Find the string "noventa" in the listing and report every line that has it.

■ Stored items from a collection:

====================

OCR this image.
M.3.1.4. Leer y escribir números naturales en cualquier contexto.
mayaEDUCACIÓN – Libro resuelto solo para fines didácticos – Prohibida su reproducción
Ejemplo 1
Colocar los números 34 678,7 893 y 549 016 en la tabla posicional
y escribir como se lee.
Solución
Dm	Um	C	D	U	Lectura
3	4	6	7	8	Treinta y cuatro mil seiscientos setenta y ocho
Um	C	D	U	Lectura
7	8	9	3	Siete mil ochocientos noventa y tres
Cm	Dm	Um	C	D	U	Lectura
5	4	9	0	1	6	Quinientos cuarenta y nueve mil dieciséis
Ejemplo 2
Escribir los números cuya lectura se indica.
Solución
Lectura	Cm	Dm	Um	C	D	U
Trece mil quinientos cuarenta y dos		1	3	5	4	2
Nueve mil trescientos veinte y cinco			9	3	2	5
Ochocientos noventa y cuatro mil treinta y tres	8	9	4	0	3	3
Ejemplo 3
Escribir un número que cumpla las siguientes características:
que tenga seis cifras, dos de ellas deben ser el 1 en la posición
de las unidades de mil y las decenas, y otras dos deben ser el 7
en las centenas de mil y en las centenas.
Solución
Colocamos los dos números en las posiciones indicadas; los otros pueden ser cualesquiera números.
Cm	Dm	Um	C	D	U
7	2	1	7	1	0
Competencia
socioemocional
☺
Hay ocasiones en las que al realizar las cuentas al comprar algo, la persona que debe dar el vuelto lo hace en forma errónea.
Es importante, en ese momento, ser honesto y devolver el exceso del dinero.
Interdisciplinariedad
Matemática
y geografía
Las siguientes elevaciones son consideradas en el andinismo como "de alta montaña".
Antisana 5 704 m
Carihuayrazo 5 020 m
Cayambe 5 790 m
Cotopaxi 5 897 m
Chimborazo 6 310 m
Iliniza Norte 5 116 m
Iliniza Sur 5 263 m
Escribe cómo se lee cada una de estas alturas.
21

====================

■ Exercise solution:
7	8	9	3	Siete mil ochocientos noventa y tres
Ochocientos noventa y cuatro mil treinta y tres	8	9	4	0	3	3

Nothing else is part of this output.